* Provided information
---------------

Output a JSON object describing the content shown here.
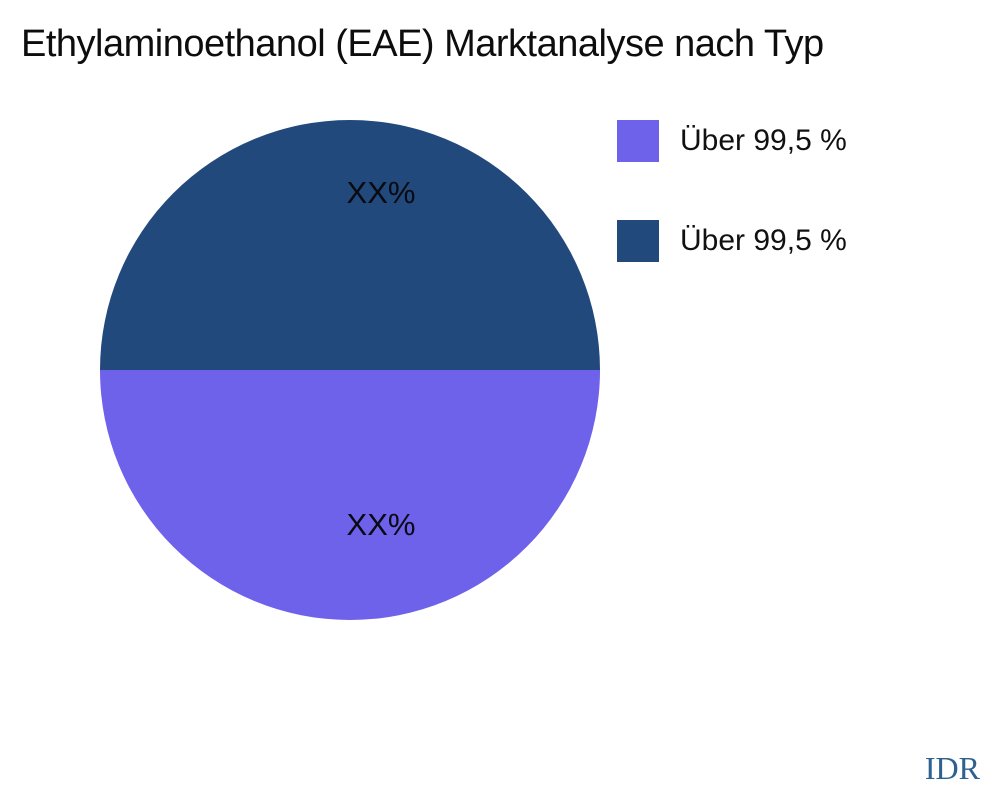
{
  "title": "Ethylaminoethanol (EAE) Marktanalyse nach Typ",
  "watermark": "IDR",
  "colors": {
    "background": "#ffffff",
    "slice_bottom": "#6e61ea",
    "slice_top": "#21497b",
    "watermark_text": "#2e6090"
  },
  "chart_data": {
    "type": "pie",
    "title": "Ethylaminoethanol (EAE) Marktanalyse nach Typ",
    "legend_position": "top-right",
    "start_angle_deg": 90,
    "segments": [
      {
        "label": "Über 99,5 %",
        "value": 50,
        "color": "#6e61ea",
        "slice_label": "XX%",
        "position": "bottom"
      },
      {
        "label": "Über 99,5 %",
        "value": 50,
        "color": "#21497b",
        "slice_label": "XX%",
        "position": "top"
      }
    ]
  },
  "legend": {
    "items": [
      {
        "label": "Über 99,5 %",
        "color": "#6e61ea"
      },
      {
        "label": "Über 99,5 %",
        "color": "#21497b"
      }
    ]
  },
  "pie_labels": {
    "top": "XX%",
    "bottom": "XX%"
  }
}
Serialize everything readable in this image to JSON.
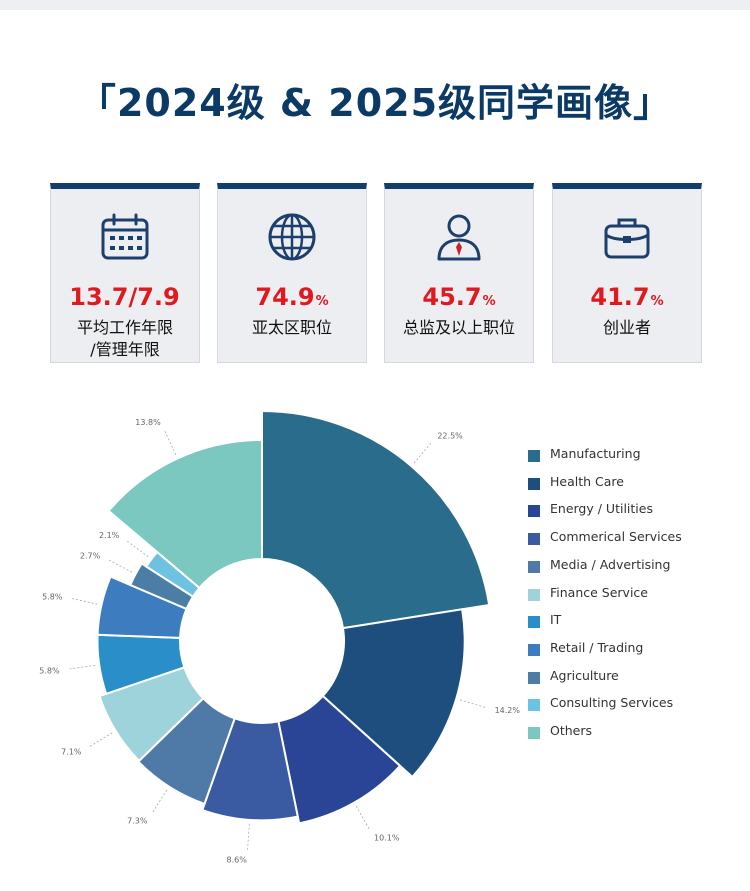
{
  "header": {
    "title_open": "「",
    "title": "2024级 & 2025级同学画像",
    "title_close": "」"
  },
  "stats": [
    {
      "icon": "calendar-icon",
      "value": "13.7/7.9",
      "unit": "",
      "label_lines": [
        "平均工作年限",
        "/管理年限"
      ]
    },
    {
      "icon": "globe-icon",
      "value": "74.9",
      "unit": "%",
      "label_lines": [
        "亚太区职位"
      ]
    },
    {
      "icon": "executive-icon",
      "value": "45.7",
      "unit": "%",
      "label_lines": [
        "总监及以上职位"
      ]
    },
    {
      "icon": "briefcase-icon",
      "value": "41.7",
      "unit": "%",
      "label_lines": [
        "创业者"
      ]
    }
  ],
  "colors": {
    "title": "#0b3a66",
    "card_top": "#123e6e",
    "value": "#e0191f"
  },
  "chart_data": {
    "type": "pie",
    "variant": "nightingale-donut",
    "labels": [
      "Manufacturing",
      "Health Care",
      "Energy / Utilities",
      "Commerical Services",
      "Media / Advertising",
      "Finance Service",
      "IT",
      "Retail / Trading",
      "Agriculture",
      "Consulting Services",
      "Others"
    ],
    "values": [
      22.5,
      14.2,
      10.1,
      8.6,
      7.3,
      7.1,
      5.8,
      5.8,
      2.7,
      2.1,
      13.8
    ],
    "value_labels": [
      "22.5%",
      "14.2%",
      "10.1%",
      "8.6%",
      "7.3%",
      "7.1%",
      "5.8%",
      "5.8%",
      "2.7%",
      "2.1%",
      "13.8%"
    ],
    "colors": [
      "#2a6c8c",
      "#1d4e7e",
      "#2a4596",
      "#3a5aa2",
      "#4f7aa8",
      "#9fd3dc",
      "#2a8fc8",
      "#3d7cbf",
      "#4a7ea6",
      "#6cc2e0",
      "#7ac8c0"
    ],
    "legend_position": "right"
  }
}
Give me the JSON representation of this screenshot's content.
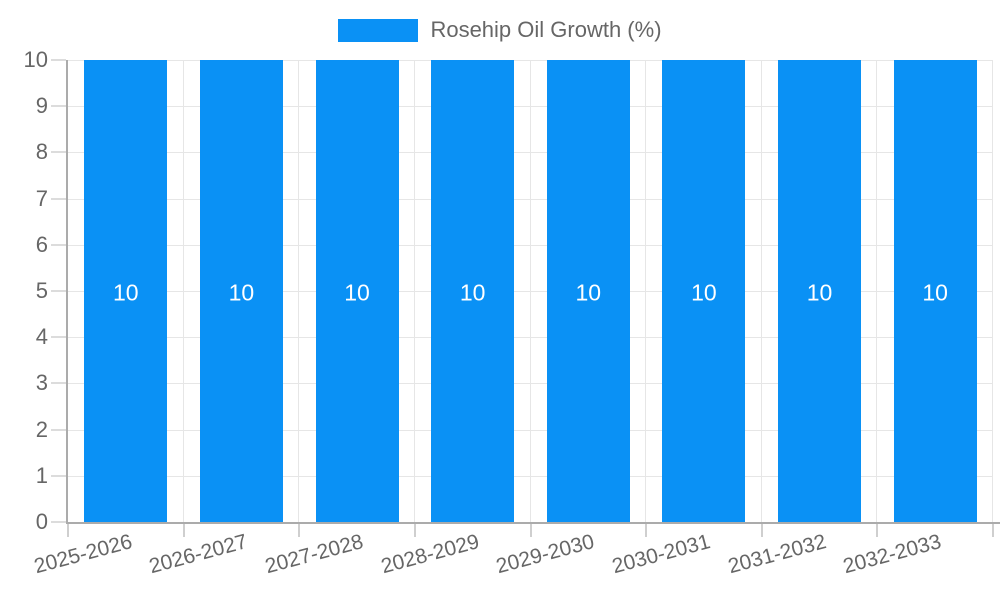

---------------

Generate a word-for-word copy of the preceding records, excluding all pictures.

* Written solution
Output a JSON object describing the content shown here.
{
  "title": "Ethylaminoethanol (EAE) Marktanalyse nach Typ",
  "watermark": "IDR",
  "colors": {
    "background": "#ffffff",
    "slice_bottom": "#6e61ea",
    "slice_top": "#21497b",
    "watermark_text": "#2e6090"
  },
  "chart_data": {
    "type": "pie",
    "title": "Ethylaminoethanol (EAE) Marktanalyse nach Typ",
    "legend_position": "top-right",
    "start_angle_deg": 90,
    "segments": [
      {
        "label": "Über 99,5 %",
        "value": 50,
        "color": "#6e61ea",
        "slice_label": "XX%",
        "position": "bottom"
      },
      {
        "label": "Über 99,5 %",
        "value": 50,
        "color": "#21497b",
        "slice_label": "XX%",
        "position": "top"
      }
    ]
  },
  "legend": {
    "items": [
      {
        "label": "Über 99,5 %",
        "color": "#6e61ea"
      },
      {
        "label": "Über 99,5 %",
        "color": "#21497b"
      }
    ]
  },
  "pie_labels": {
    "top": "XX%",
    "bottom": "XX%"
  }
}
Serialize everything readable in this image to JSON.
{
  "header": {
    "title_open": "「",
    "title": "2024级 & 2025级同学画像",
    "title_close": "」"
  },
  "stats": [
    {
      "icon": "calendar-icon",
      "value": "13.7/7.9",
      "unit": "",
      "label_lines": [
        "平均工作年限",
        "/管理年限"
      ]
    },
    {
      "icon": "globe-icon",
      "value": "74.9",
      "unit": "%",
      "label_lines": [
        "亚太区职位"
      ]
    },
    {
      "icon": "executive-icon",
      "value": "45.7",
      "unit": "%",
      "label_lines": [
        "总监及以上职位"
      ]
    },
    {
      "icon": "briefcase-icon",
      "value": "41.7",
      "unit": "%",
      "label_lines": [
        "创业者"
      ]
    }
  ],
  "colors": {
    "title": "#0b3a66",
    "card_top": "#123e6e",
    "value": "#e0191f"
  },
  "chart_data": {
    "type": "pie",
    "variant": "nightingale-donut",
    "labels": [
      "Manufacturing",
      "Health Care",
      "Energy / Utilities",
      "Commerical Services",
      "Media / Advertising",
      "Finance Service",
      "IT",
      "Retail / Trading",
      "Agriculture",
      "Consulting Services",
      "Others"
    ],
    "values": [
      22.5,
      14.2,
      10.1,
      8.6,
      7.3,
      7.1,
      5.8,
      5.8,
      2.7,
      2.1,
      13.8
    ],
    "value_labels": [
      "22.5%",
      "14.2%",
      "10.1%",
      "8.6%",
      "7.3%",
      "7.1%",
      "5.8%",
      "5.8%",
      "2.7%",
      "2.1%",
      "13.8%"
    ],
    "colors": [
      "#2a6c8c",
      "#1d4e7e",
      "#2a4596",
      "#3a5aa2",
      "#4f7aa8",
      "#9fd3dc",
      "#2a8fc8",
      "#3d7cbf",
      "#4a7ea6",
      "#6cc2e0",
      "#7ac8c0"
    ],
    "legend_position": "right"
  }
}
Give me the JSON representation of this screenshot's content.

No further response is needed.